**Records:**
↓
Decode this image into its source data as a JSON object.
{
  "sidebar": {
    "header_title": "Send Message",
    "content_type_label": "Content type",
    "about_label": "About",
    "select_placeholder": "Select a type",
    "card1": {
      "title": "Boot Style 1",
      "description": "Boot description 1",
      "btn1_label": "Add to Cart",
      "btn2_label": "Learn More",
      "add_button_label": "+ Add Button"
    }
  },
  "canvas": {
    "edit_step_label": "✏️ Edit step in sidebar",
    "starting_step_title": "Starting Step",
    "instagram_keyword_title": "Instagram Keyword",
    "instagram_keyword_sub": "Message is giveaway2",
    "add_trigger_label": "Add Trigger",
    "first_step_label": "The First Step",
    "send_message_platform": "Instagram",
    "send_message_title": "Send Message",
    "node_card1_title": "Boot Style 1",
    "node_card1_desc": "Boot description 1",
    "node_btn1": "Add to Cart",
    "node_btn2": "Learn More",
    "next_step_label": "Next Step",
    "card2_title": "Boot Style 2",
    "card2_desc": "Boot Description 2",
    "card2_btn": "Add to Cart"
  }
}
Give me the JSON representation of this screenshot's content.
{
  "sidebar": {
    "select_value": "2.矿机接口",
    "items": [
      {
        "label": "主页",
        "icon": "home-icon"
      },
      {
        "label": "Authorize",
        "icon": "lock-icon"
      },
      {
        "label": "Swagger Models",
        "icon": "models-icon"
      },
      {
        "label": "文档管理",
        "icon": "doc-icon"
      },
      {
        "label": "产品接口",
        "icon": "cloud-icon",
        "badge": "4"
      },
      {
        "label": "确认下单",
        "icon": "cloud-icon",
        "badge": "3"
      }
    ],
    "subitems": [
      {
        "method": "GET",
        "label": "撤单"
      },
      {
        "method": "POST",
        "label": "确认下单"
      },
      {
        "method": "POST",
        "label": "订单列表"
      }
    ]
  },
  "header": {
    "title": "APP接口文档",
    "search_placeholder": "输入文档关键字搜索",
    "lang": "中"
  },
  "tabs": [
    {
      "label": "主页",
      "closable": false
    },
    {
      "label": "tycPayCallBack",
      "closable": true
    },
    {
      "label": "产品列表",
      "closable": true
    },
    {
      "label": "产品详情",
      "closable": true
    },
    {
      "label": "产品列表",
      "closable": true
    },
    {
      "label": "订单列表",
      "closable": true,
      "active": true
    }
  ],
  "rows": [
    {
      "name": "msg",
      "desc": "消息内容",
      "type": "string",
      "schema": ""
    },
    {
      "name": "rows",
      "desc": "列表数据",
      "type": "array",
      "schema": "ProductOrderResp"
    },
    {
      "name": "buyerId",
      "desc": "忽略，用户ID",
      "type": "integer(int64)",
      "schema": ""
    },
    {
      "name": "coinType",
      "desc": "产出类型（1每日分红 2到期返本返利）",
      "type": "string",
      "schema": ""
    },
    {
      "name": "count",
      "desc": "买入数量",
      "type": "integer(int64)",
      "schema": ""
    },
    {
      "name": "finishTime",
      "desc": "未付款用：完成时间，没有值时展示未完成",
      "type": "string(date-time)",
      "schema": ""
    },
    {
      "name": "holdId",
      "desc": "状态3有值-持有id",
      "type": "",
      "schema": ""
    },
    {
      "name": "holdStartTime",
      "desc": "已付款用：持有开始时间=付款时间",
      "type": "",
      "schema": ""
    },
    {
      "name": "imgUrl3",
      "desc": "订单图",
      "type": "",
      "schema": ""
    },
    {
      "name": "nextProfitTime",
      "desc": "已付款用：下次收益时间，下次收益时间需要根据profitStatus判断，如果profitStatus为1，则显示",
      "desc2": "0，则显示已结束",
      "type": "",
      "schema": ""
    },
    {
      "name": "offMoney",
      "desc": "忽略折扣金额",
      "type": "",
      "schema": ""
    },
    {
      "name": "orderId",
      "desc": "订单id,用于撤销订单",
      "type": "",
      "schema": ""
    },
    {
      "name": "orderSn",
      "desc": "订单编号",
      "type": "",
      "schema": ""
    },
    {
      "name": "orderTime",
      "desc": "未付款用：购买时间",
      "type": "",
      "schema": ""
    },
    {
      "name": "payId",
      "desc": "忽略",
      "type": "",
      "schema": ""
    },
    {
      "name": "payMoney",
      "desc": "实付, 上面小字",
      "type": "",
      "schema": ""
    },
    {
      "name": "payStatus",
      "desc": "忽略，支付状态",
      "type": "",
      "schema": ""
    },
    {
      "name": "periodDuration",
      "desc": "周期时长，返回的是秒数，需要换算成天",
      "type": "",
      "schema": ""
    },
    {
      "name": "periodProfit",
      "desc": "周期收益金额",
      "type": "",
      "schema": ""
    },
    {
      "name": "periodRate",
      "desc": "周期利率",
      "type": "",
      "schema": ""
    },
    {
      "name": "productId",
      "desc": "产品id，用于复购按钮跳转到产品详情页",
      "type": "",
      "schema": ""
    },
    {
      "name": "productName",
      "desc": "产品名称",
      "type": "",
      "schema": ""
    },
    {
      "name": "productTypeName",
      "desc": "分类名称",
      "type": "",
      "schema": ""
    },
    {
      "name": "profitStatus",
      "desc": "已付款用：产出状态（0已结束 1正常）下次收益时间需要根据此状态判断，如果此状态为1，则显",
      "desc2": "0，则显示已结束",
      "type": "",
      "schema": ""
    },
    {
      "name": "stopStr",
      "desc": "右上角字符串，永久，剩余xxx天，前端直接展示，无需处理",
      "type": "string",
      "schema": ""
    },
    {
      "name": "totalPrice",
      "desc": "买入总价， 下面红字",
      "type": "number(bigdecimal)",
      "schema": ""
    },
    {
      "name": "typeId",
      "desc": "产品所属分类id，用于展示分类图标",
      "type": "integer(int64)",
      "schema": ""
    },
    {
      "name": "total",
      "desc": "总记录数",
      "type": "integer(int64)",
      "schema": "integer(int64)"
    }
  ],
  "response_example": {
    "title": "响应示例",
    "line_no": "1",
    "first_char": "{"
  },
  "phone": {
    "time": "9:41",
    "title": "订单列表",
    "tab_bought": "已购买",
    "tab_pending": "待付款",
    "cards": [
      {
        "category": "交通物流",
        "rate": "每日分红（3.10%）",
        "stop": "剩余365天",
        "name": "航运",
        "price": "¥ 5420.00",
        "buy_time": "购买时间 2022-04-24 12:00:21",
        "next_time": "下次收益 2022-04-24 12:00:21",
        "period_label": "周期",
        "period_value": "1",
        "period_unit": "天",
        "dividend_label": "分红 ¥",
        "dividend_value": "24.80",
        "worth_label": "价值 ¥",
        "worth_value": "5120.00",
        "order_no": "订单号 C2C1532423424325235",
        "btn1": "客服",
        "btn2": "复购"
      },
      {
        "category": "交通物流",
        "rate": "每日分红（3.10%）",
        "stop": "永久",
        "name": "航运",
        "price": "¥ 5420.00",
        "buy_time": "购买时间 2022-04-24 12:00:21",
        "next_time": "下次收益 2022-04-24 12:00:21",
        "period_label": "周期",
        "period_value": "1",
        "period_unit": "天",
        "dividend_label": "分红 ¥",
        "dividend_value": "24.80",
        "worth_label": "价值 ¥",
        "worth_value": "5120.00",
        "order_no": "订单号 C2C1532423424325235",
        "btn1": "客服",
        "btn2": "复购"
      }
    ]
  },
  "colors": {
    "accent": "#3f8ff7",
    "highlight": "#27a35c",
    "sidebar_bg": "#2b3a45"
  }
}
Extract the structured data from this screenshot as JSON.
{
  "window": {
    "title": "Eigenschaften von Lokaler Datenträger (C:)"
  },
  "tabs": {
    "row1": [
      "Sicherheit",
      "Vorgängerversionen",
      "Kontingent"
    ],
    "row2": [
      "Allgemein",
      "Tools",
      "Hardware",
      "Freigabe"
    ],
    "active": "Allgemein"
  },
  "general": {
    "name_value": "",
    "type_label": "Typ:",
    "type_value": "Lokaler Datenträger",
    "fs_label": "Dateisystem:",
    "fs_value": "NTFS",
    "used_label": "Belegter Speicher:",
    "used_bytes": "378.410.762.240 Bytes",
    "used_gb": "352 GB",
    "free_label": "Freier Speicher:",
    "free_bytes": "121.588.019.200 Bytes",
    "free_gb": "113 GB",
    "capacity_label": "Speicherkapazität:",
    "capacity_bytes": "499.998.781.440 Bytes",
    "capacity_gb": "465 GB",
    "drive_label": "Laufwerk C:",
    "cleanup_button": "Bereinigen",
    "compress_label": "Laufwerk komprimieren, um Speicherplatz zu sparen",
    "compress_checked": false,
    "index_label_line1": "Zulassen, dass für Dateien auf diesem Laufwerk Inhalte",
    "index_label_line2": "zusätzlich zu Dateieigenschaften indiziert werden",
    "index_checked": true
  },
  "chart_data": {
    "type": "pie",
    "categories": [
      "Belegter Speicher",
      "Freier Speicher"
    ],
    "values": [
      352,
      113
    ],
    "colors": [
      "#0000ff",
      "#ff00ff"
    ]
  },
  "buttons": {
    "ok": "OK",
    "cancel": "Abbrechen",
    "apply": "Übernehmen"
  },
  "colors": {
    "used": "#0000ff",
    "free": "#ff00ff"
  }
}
↑
**Goal:**
Leave out every line without the string "this" and copy the rest.

**The answer:**
Decode this image into its source data as a JSON object.
Give me the JSON representation of this screenshot's content.
Extract the structured data from this screenshot as JSON.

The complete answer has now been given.